====== Task data
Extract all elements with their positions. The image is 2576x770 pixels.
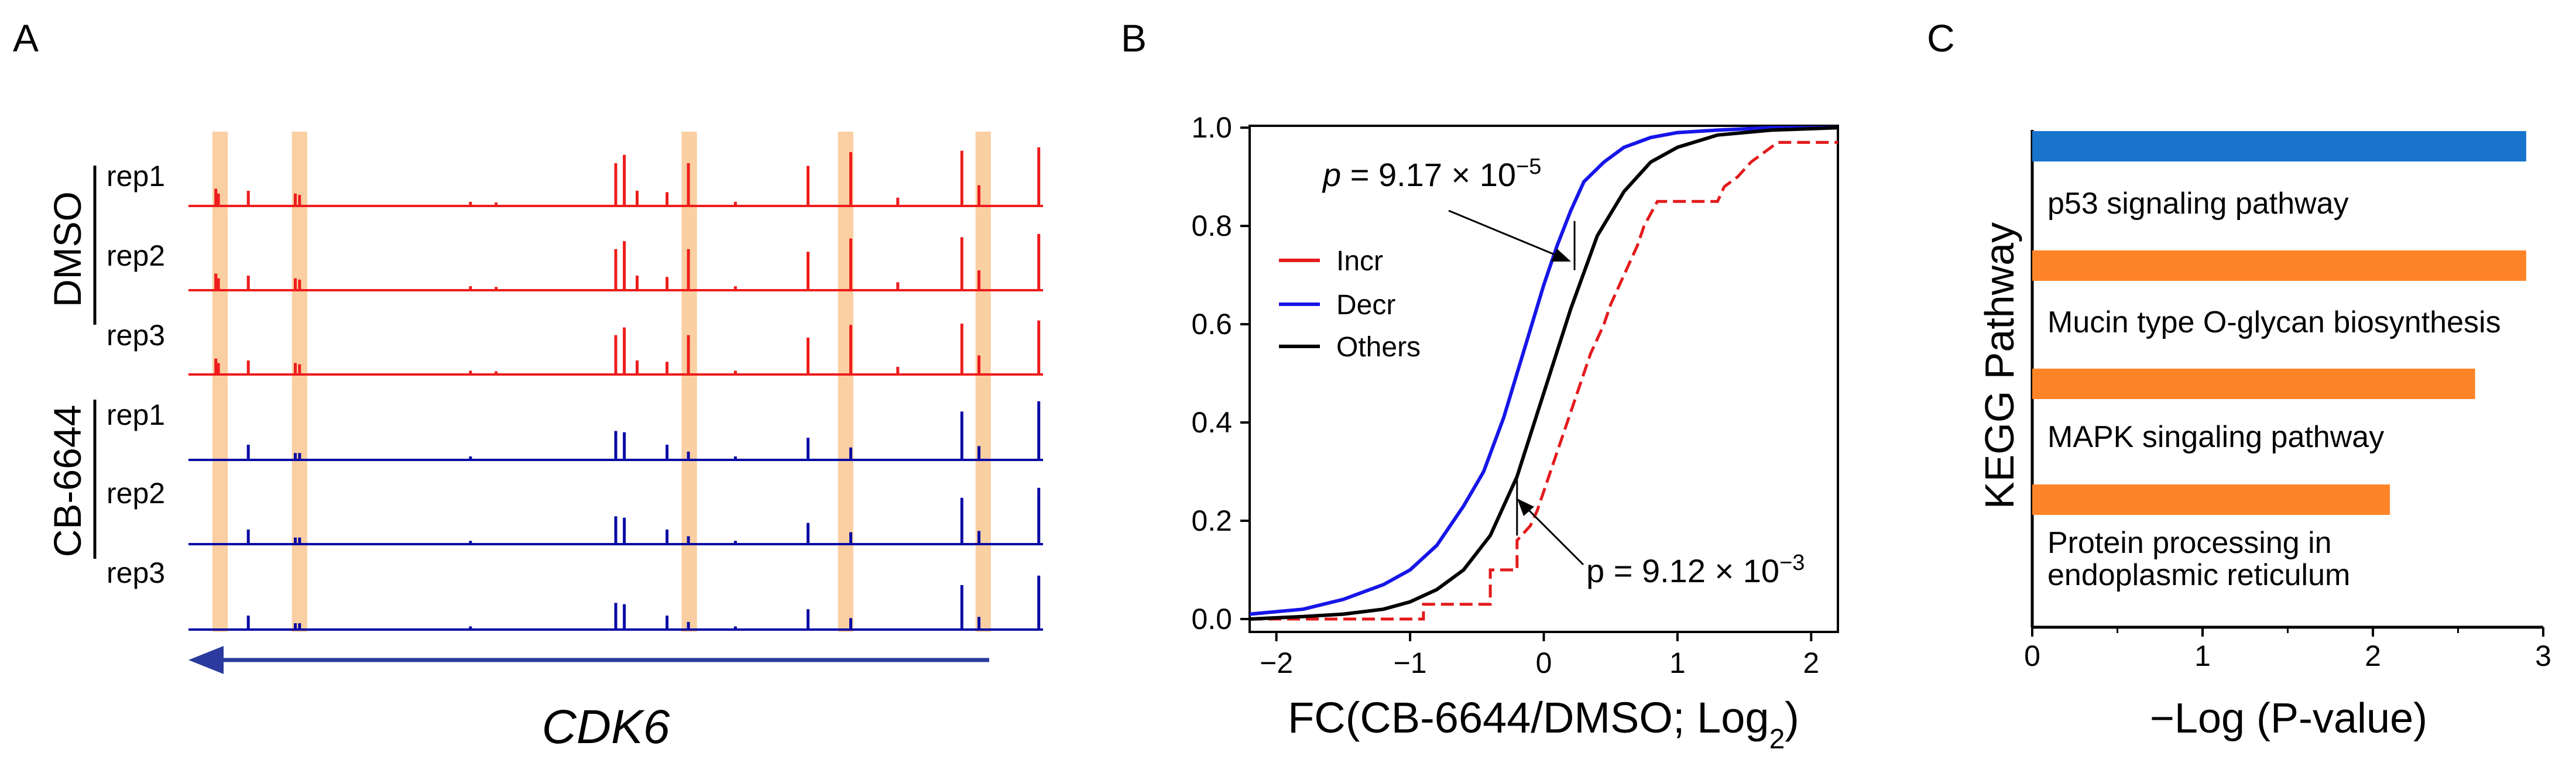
significance-brackets	[1516, 221, 1576, 536]
annotation-top-exp: −5	[1516, 154, 1541, 179]
kegg-labels: p53 signaling pathway Mucin type O-glycan…	[2047, 187, 2501, 592]
annotation-top-p: p	[1322, 156, 1341, 193]
panel-b: B −2 −1 0 1 2 0.0 0.2 0.4 0.6 0.8 1.0 Incr Decr Othe…	[1121, 16, 1839, 755]
x-tick-label: −1	[1394, 647, 1427, 679]
highlight-column-2	[291, 132, 307, 632]
rep-label-dmso-2: rep2	[107, 239, 165, 272]
rep-label-cb-2: rep2	[107, 477, 165, 510]
y-tick-label: 1.0	[1191, 111, 1232, 144]
x-tick-label: 0	[2024, 640, 2040, 672]
y-tick-label: 0.2	[1191, 504, 1232, 537]
category-label-2: Mucin type O-glycan biosynthesis	[2047, 305, 2501, 339]
highlight-column-4	[838, 132, 853, 632]
annotation-bottom-exp: −3	[1779, 551, 1805, 575]
legend-label-incr: Incr	[1336, 246, 1383, 277]
y-tick-label: 0.4	[1191, 406, 1232, 439]
x-tick-label: 2	[1803, 647, 1819, 679]
bar-4	[2032, 484, 2390, 515]
genome-tracks	[188, 147, 1043, 631]
rep-label-cb-3: rep3	[107, 556, 165, 589]
x-tick-label: −2	[1260, 647, 1293, 679]
series-incr	[1250, 140, 1838, 621]
y-axis-label: KEGG Pathway	[1977, 222, 2022, 509]
x-tick-label: 1	[2194, 640, 2211, 672]
rep-label-cb-1: rep1	[107, 398, 165, 431]
panel-a-letter: A	[13, 16, 39, 60]
rep-label-dmso-3: rep3	[107, 319, 165, 352]
category-label-4: Protein processing in	[2047, 526, 2332, 560]
legend-label-decr: Decr	[1336, 290, 1395, 321]
rep-label-dmso-1: rep1	[107, 160, 165, 192]
category-label-1: p53 signaling pathway	[2047, 187, 2349, 221]
track-labels: DMSO CB-6644 rep1 rep2 rep3 rep1 rep2 re…	[46, 160, 165, 589]
series-others	[1249, 126, 1838, 621]
gene-arrow-head	[188, 646, 224, 674]
annotation-bottom-p: p	[1586, 552, 1604, 589]
x-axis-label: FC(CB-6644/DMSO; Log2)	[1288, 693, 1799, 755]
x-tick-label: 3	[2535, 640, 2551, 672]
panel-c-letter: C	[1927, 16, 1955, 60]
panel-b-letter: B	[1121, 16, 1147, 60]
category-label-4: endoplasmic reticulum	[2047, 558, 2350, 592]
x-tick-label: 1	[1669, 647, 1686, 679]
x-axis-label-main: FC(CB-6644/DMSO; Log	[1288, 693, 1769, 742]
annotation-top-value: = 9.17 × 10	[1341, 156, 1516, 193]
cdf-axes: −2 −1 0 1 2 0.0 0.2 0.4 0.6 0.8 1.0	[1191, 111, 1819, 679]
bar-3	[2032, 369, 2475, 399]
series-decr	[1249, 126, 1838, 616]
group-label-cb6644: CB-6644	[46, 405, 89, 558]
highlight-column-1	[212, 132, 228, 632]
cdf-series	[1249, 126, 1838, 621]
highlight-column-3	[681, 132, 697, 632]
annotation-bottom-arrowhead	[1517, 499, 1534, 516]
gene-name: CDK6	[542, 700, 670, 754]
panel-c: C 0 1 2 3 p53 signaling pathway Mucin type O…	[1927, 16, 2551, 742]
kegg-ticks: 0 1 2 3	[2024, 627, 2551, 672]
annotation-bottom-arrow	[1519, 501, 1584, 566]
annotation-bottom: p = 9.12 × 10−3	[1586, 551, 1805, 589]
x-axis-label-sub: 2	[1769, 724, 1785, 755]
cdf-legend: Incr Decr Others	[1279, 246, 1421, 363]
category-label-3: MAPK singaling pathway	[2047, 420, 2384, 454]
kegg-bars	[2032, 131, 2526, 515]
y-tick-label: 0.0	[1191, 603, 1232, 635]
y-tick-label: 0.6	[1191, 308, 1232, 341]
group-label-dmso: DMSO	[46, 191, 89, 307]
highlight-columns	[212, 132, 991, 632]
annotation-top: p = 9.17 × 10−5	[1322, 154, 1541, 193]
bar-1	[2032, 131, 2526, 161]
highlight-column-5	[975, 132, 991, 632]
annotation-top-arrowhead	[1551, 249, 1571, 262]
x-axis-label-tail: )	[1785, 693, 1799, 742]
annotation-top-arrow	[1448, 209, 1569, 262]
panel-a: A DMSO CB-6644 rep1 rep2 rep3 rep1 rep2 …	[13, 16, 1043, 754]
x-tick-label: 0	[1536, 647, 1552, 679]
x-tick-label: 2	[2365, 640, 2381, 672]
bar-2	[2032, 250, 2526, 281]
y-tick-label: 0.8	[1191, 209, 1232, 242]
x-axis-label-c: −Log (P-value)	[2150, 695, 2427, 742]
legend-label-others: Others	[1336, 332, 1421, 363]
annotation-bottom-value: = 9.12 × 10	[1604, 552, 1779, 589]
============
*What you need to do*: An image-free, exact version of the listing above is required.

*Exercise answer*:
Extract all elements with their positions. The image is 2576x770 pixels.
significance-brackets	[1516, 221, 1576, 536]
annotation-top-exp: −5	[1516, 154, 1541, 179]
kegg-labels: p53 signaling pathway Mucin type O-glycan…	[2047, 187, 2501, 592]
annotation-top-p: p	[1322, 156, 1341, 193]
panel-b: B −2 −1 0 1 2 0.0 0.2 0.4 0.6 0.8 1.0 Incr Decr Othe…	[1121, 16, 1839, 755]
x-tick-label: −1	[1394, 647, 1427, 679]
highlight-column-2	[291, 132, 307, 632]
rep-label-dmso-2: rep2	[107, 239, 165, 272]
rep-label-cb-2: rep2	[107, 477, 165, 510]
y-tick-label: 1.0	[1191, 111, 1232, 144]
x-tick-label: 0	[2024, 640, 2040, 672]
y-tick-label: 0.2	[1191, 504, 1232, 537]
category-label-2: Mucin type O-glycan biosynthesis	[2047, 305, 2501, 339]
highlight-column-4	[838, 132, 853, 632]
annotation-bottom-exp: −3	[1779, 551, 1805, 575]
legend-label-incr: Incr	[1336, 246, 1383, 277]
y-tick-label: 0.4	[1191, 406, 1232, 439]
x-tick-label: 2	[1803, 647, 1819, 679]
bar-4	[2032, 484, 2390, 515]
genome-tracks	[188, 147, 1043, 631]
rep-label-cb-3: rep3	[107, 556, 165, 589]
x-tick-label: −2	[1260, 647, 1293, 679]
series-incr	[1250, 140, 1838, 621]
y-axis-label: KEGG Pathway	[1977, 222, 2022, 509]
x-tick-label: 1	[2194, 640, 2211, 672]
rep-label-cb-1: rep1	[107, 398, 165, 431]
panel-a-letter: A	[13, 16, 39, 60]
rep-label-dmso-3: rep3	[107, 319, 165, 352]
category-label-4: Protein processing in	[2047, 526, 2332, 560]
legend-label-decr: Decr	[1336, 290, 1395, 321]
rep-label-dmso-1: rep1	[107, 160, 165, 192]
category-label-1: p53 signaling pathway	[2047, 187, 2349, 221]
track-labels: DMSO CB-6644 rep1 rep2 rep3 rep1 rep2 re…	[46, 160, 165, 589]
series-others	[1249, 126, 1838, 621]
gene-arrow-head	[188, 646, 224, 674]
annotation-bottom-p: p	[1586, 552, 1604, 589]
x-axis-label: FC(CB-6644/DMSO; Log2)	[1288, 693, 1799, 755]
x-tick-label: 3	[2535, 640, 2551, 672]
panel-c-letter: C	[1927, 16, 1955, 60]
panel-b-letter: B	[1121, 16, 1147, 60]
category-label-4: endoplasmic reticulum	[2047, 558, 2350, 592]
x-tick-label: 1	[1669, 647, 1686, 679]
x-axis-label-main: FC(CB-6644/DMSO; Log	[1288, 693, 1769, 742]
annotation-top-value: = 9.17 × 10	[1341, 156, 1516, 193]
cdf-axes: −2 −1 0 1 2 0.0 0.2 0.4 0.6 0.8 1.0	[1191, 111, 1819, 679]
bar-3	[2032, 369, 2475, 399]
series-decr	[1249, 126, 1838, 616]
group-label-cb6644: CB-6644	[46, 405, 89, 558]
highlight-column-1	[212, 132, 228, 632]
cdf-series	[1249, 126, 1838, 621]
highlight-column-3	[681, 132, 697, 632]
annotation-bottom-arrowhead	[1517, 499, 1534, 516]
gene-name: CDK6	[542, 700, 670, 754]
panel-c: C 0 1 2 3 p53 signaling pathway Mucin type O…	[1927, 16, 2551, 742]
kegg-ticks: 0 1 2 3	[2024, 627, 2551, 672]
annotation-bottom-arrow	[1519, 501, 1584, 566]
annotation-bottom: p = 9.12 × 10−3	[1586, 551, 1805, 589]
x-axis-label-sub: 2	[1769, 724, 1785, 755]
cdf-legend: Incr Decr Others	[1279, 246, 1421, 363]
category-label-3: MAPK singaling pathway	[2047, 420, 2384, 454]
kegg-bars	[2032, 131, 2526, 515]
y-tick-label: 0.0	[1191, 603, 1232, 635]
y-tick-label: 0.6	[1191, 308, 1232, 341]
group-label-dmso: DMSO	[46, 191, 89, 307]
highlight-columns	[212, 132, 991, 632]
annotation-top: p = 9.17 × 10−5	[1322, 154, 1541, 193]
bar-1	[2032, 131, 2526, 161]
highlight-column-5	[975, 132, 991, 632]
annotation-top-arrowhead	[1551, 249, 1571, 262]
x-axis-label-tail: )	[1785, 693, 1799, 742]
annotation-top-arrow	[1448, 209, 1569, 262]
panel-a: A DMSO CB-6644 rep1 rep2 rep3 rep1 rep2 …	[13, 16, 1043, 754]
x-tick-label: 0	[1536, 647, 1552, 679]
x-tick-label: 2	[2365, 640, 2381, 672]
bar-2	[2032, 250, 2526, 281]
y-tick-label: 0.8	[1191, 209, 1232, 242]
x-axis-label-c: −Log (P-value)	[2150, 695, 2427, 742]
legend-label-others: Others	[1336, 332, 1421, 363]
annotation-bottom-value: = 9.12 × 10	[1604, 552, 1779, 589]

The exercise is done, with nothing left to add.